==== Available records ====
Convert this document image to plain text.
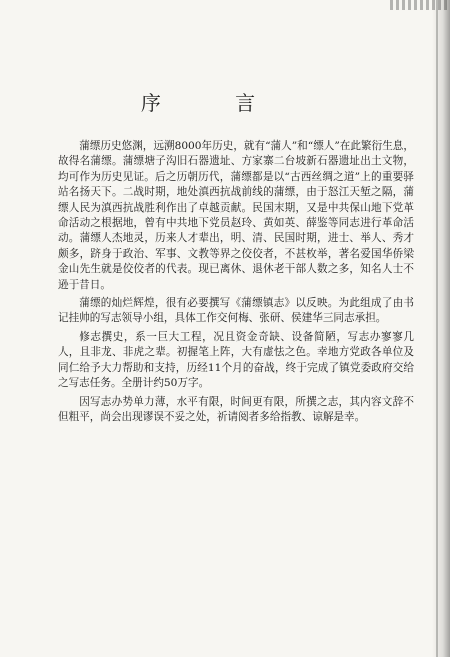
序 言

蒲缥历史悠渊，远溯8000年历史，就有“蒲人”和“缥人”在此繁衍生息，故得名蒲缥。蒲缥塘子沟旧石器遗址、方家寨二台坡新石器遗址出土文物，均可作为历史见证。后之历朝历代，蒲缥都是以“古西丝绸之道”上的重要驿站名扬天下。二战时期，地处滇西抗战前线的蒲缥，由于怒江天堑之隔，蒲缥人民为滇西抗战胜利作出了卓越贡献。民国末期，又是中共保山地下党革命活动之根据地，曾有中共地下党员赵玲、黄如英、薛鉴等同志进行革命活动。蒲缥人杰地灵，历来人才辈出，明、清、民国时期，进士、举人、秀才颇多，跻身于政治、军事、文教等界之佼佼者，不甚枚举，著名爱国华侨梁金山先生就是佼佼者的代表。现已离休、退休老干部人数之多，知名人士不逊于昔日。

蒲缥的灿烂辉煌，很有必要撰写《蒲缥镇志》以反映。为此组成了由书记挂帅的写志领导小组，具体工作交何梅、张研、侯建华三同志承担。

修志撰史，系一巨大工程，况且资金奇缺、设备简陋，写志办寥寥几人，且非龙、非虎之辈。初握笔上阵，大有虚怯之色。幸地方党政各单位及同仁给予大力帮助和支持，历经11个月的奋战，终于完成了镇党委政府交给之写志任务。全册计约50万字。

因写志办势单力薄，水平有限，时间更有限，所撰之志，其内容文辞不但粗平，尚会出现谬误不妥之处，祈请阅者多给指教、谅解是幸。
====
What you will do: Make an exact copy of all the material, but keep the pictures out of it.

Result for this exercise:
Convert this document image to plain text.
序 言

蒲缥历史悠渊，远溯8000年历史，就有“蒲人”和“缥人”在此繁衍生息，故得名蒲缥。蒲缥塘子沟旧石器遗址、方家寨二台坡新石器遗址出土文物，均可作为历史见证。后之历朝历代，蒲缥都是以“古西丝绸之道”上的重要驿站名扬天下。二战时期，地处滇西抗战前线的蒲缥，由于怒江天堑之隔，蒲缥人民为滇西抗战胜利作出了卓越贡献。民国末期，又是中共保山地下党革命活动之根据地，曾有中共地下党员赵玲、黄如英、薛鉴等同志进行革命活动。蒲缥人杰地灵，历来人才辈出，明、清、民国时期，进士、举人、秀才颇多，跻身于政治、军事、文教等界之佼佼者，不甚枚举，著名爱国华侨梁金山先生就是佼佼者的代表。现已离休、退休老干部人数之多，知名人士不逊于昔日。

蒲缥的灿烂辉煌，很有必要撰写《蒲缥镇志》以反映。为此组成了由书记挂帅的写志领导小组，具体工作交何梅、张研、侯建华三同志承担。

修志撰史，系一巨大工程，况且资金奇缺、设备简陋，写志办寥寥几人，且非龙、非虎之辈。初握笔上阵，大有虚怯之色。幸地方党政各单位及同仁给予大力帮助和支持，历经11个月的奋战，终于完成了镇党委政府交给之写志任务。全册计约50万字。

因写志办势单力薄，水平有限，时间更有限，所撰之志，其内容文辞不但粗平，尚会出现谬误不妥之处，祈请阅者多给指教、谅解是幸。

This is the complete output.